**Page extract**

Hamish learns he is a Speaker, one in a centuries-long tradition of rare individuals who have the ability to talk with animals, and who emerge when the world is confronted by extraordinary crises. But Hamish doesn’t know what crisis he has been called to address, and not even the animals he speaks to have the answers for him.
At the same time Hamish discovers his new power, he finds that the world around him is bigger and messier than he could have imagined. In his own Brooklyn neighborhood, he encounters a ring of human traffickers. Desperate to free a Russian girl from their grasp, he realizes that Speaker or not, he has a lot to learn.
Speaker is a coming-of-age story about overcoming grief and letting go. It is the story of how a boy begins to become a man. But it is also an adventure, filled with foul-mouthed birds, dim-witted dogs, an international cast of characters, and a mysterious panther who lurks in Brooklyn’s Prospect Park.
Thank you to author Peter Wallace for providing me with a copy of Speaker in exchange for this honest review.

**Things to do**
#1 In the book review, substitute "Queens" for "Brooklyn" and write out everything from "At the same" down to "this honest review.".
#2 According to the book review, where does the mysterious panther lurk?
#3 Write the next part of the book review about Speaker, starting after its final sentence.

**Stored records**
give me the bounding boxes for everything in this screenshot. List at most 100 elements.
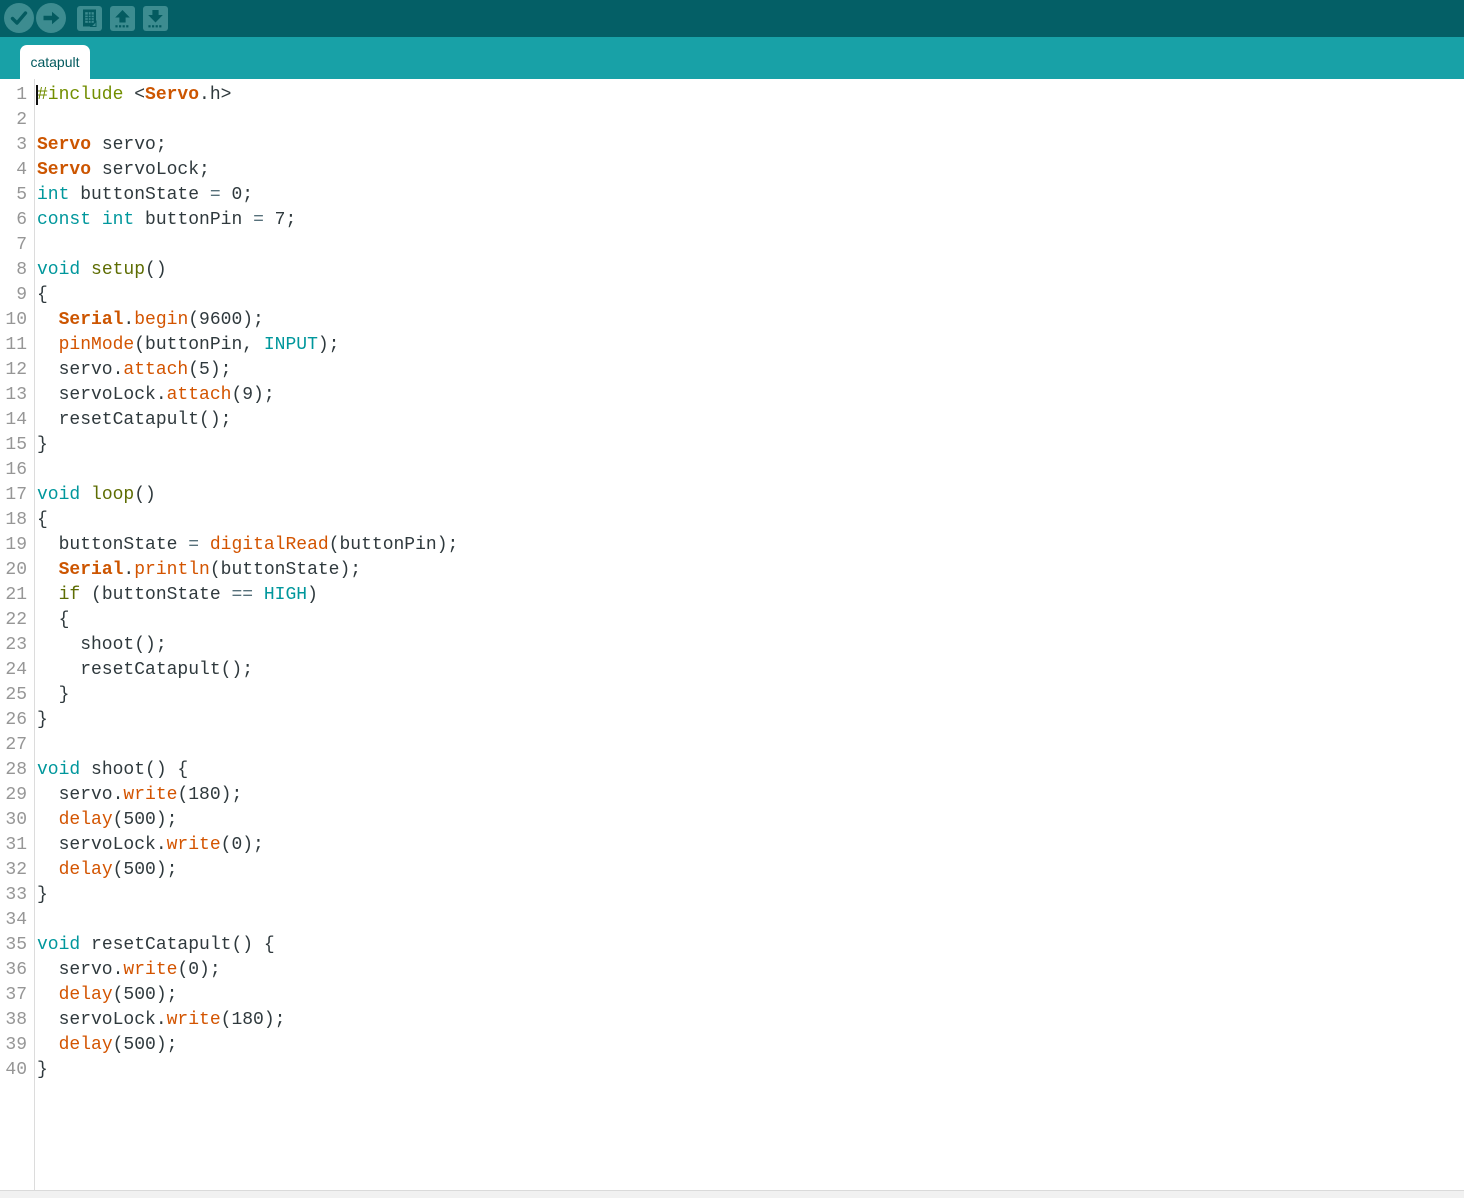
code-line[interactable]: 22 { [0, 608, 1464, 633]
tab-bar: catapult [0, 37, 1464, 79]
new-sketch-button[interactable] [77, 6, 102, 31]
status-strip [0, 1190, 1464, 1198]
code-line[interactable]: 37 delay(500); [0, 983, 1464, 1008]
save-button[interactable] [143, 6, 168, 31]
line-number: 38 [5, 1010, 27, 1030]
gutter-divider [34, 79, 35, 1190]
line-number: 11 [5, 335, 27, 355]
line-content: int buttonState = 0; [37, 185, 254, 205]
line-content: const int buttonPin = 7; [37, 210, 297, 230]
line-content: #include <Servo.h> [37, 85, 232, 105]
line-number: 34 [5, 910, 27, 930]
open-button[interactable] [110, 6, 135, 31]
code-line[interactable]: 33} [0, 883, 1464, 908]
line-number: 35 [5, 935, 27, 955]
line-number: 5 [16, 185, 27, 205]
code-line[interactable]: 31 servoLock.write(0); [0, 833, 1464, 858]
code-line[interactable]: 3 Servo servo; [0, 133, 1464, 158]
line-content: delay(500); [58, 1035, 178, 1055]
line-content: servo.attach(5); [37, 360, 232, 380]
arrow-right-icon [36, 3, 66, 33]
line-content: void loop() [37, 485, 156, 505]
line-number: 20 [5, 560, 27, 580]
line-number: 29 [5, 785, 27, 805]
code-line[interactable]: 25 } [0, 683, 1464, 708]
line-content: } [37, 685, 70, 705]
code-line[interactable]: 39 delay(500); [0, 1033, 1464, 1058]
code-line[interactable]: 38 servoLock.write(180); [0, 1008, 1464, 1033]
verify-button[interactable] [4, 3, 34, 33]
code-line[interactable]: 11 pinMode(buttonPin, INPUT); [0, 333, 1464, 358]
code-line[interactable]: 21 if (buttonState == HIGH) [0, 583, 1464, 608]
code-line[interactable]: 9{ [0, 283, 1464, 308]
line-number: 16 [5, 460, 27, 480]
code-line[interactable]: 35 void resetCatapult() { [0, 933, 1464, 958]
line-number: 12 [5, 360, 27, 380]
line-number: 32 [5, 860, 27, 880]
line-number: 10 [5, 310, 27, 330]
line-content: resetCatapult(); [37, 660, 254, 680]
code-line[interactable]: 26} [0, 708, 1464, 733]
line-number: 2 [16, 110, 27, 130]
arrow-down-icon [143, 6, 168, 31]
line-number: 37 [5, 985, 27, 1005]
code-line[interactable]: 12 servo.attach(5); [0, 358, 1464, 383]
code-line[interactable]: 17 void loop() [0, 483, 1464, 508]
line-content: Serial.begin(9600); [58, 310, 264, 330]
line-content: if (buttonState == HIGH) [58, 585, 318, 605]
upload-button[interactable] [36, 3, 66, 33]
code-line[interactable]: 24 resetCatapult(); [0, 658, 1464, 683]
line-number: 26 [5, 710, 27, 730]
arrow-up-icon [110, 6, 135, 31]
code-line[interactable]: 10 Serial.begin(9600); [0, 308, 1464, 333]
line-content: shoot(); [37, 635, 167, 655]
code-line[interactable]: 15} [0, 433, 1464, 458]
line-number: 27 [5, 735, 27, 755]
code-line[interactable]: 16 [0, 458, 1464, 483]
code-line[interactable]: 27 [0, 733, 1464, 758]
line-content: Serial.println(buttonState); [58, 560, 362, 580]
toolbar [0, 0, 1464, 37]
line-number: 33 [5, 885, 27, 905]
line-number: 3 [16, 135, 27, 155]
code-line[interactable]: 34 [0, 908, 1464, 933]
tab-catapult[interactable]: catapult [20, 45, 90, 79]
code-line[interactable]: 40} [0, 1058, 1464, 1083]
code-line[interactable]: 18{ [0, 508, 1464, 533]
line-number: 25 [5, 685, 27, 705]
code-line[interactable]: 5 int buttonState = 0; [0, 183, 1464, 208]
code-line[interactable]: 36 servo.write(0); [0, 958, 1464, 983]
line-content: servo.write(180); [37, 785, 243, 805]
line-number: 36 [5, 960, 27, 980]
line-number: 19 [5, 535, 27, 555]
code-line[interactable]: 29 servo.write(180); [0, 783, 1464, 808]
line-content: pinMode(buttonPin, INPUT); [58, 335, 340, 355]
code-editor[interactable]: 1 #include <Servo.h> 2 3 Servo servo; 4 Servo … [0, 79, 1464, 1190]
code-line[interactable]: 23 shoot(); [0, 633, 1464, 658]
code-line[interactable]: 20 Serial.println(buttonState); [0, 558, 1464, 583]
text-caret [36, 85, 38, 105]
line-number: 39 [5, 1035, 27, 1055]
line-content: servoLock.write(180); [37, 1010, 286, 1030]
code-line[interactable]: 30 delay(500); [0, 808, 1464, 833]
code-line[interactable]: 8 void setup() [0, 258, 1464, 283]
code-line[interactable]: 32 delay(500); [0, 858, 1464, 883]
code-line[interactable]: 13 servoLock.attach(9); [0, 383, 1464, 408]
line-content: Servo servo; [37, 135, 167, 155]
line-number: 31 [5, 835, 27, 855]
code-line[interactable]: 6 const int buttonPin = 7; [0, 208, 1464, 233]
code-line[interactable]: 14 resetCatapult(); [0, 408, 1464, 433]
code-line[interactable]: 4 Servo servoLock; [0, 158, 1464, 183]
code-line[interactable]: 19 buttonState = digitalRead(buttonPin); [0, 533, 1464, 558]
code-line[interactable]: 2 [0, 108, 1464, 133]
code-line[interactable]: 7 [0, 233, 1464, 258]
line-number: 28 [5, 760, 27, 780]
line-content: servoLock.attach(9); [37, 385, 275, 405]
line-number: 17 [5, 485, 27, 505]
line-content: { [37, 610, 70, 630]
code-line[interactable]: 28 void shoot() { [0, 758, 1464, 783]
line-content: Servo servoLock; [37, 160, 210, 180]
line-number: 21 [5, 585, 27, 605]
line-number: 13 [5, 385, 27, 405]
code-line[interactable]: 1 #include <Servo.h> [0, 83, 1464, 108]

**Results for each task**
#1
At the same time Hamish discovers his new power, he finds that the world around him is bigger and messier than he could have imagined. In his own Queens neighborhood, he encounters a ring of human traffickers. Desperate to free a Russian girl from their grasp, he realizes that Speaker or not, he has a lot to learn.
Speaker is a coming-of-age story about overcoming grief and letting go. It is the story of how a boy begins to become a man. But it is also an adventure, filled with foul-mouthed birds, dim-witted dogs, an international cast of characters, and a mysterious panther who lurks in Queens’s Prospect Park.
Thank you to author Peter Wallace for providing me with a copy of Speaker in exchange for this honest review.

#2 In Brooklyn's Prospect Park.

#3
The basic idea behind Speaker is simple. A young man, Hamish, learns that he has the ability to communicate with all animals. He has a real life super power! The question really is, how is he going to use it?
I read a lot of comic books so I know a good bit about super powers and books about super powers. I think one of the biggest keys to writing a successful super power book is to properly match the hero with a villain. The powers need to fit the crime and vice versa.
For instance, you wouldn't place the entirety of The Avengers against a small time drug dealer. That's an uneven and therefore uninteresting match. Similarly, you wouldn't want to read about fresh young Spiderman trying to bring down Galactus all by himself. He'd be anhiliated, also an uninteresting match. But you also want the powers to make sense with a villain. Aquaman needs water based conflicts to solve, for example.
So here we have Hamish, a boy of about 15 years of age who seems to have lived a pretty sheltered life up until this point. He has very little knowledge of the world outside the small town he grew up in. Having to move to Brooklyn is the biggest disruption he's ever known and the biggest city he's ever seen.
This means that maybe, Hamish is in way over his head when he tries to take on an international child sex trafficking ring led by bad guy of all trades who only does the whole human trafficking thing as a side hustle and for personal kicks. This is a real bad dude. This is at least a Defenders level threat. Not a conflict for a young boy who can talk to animals.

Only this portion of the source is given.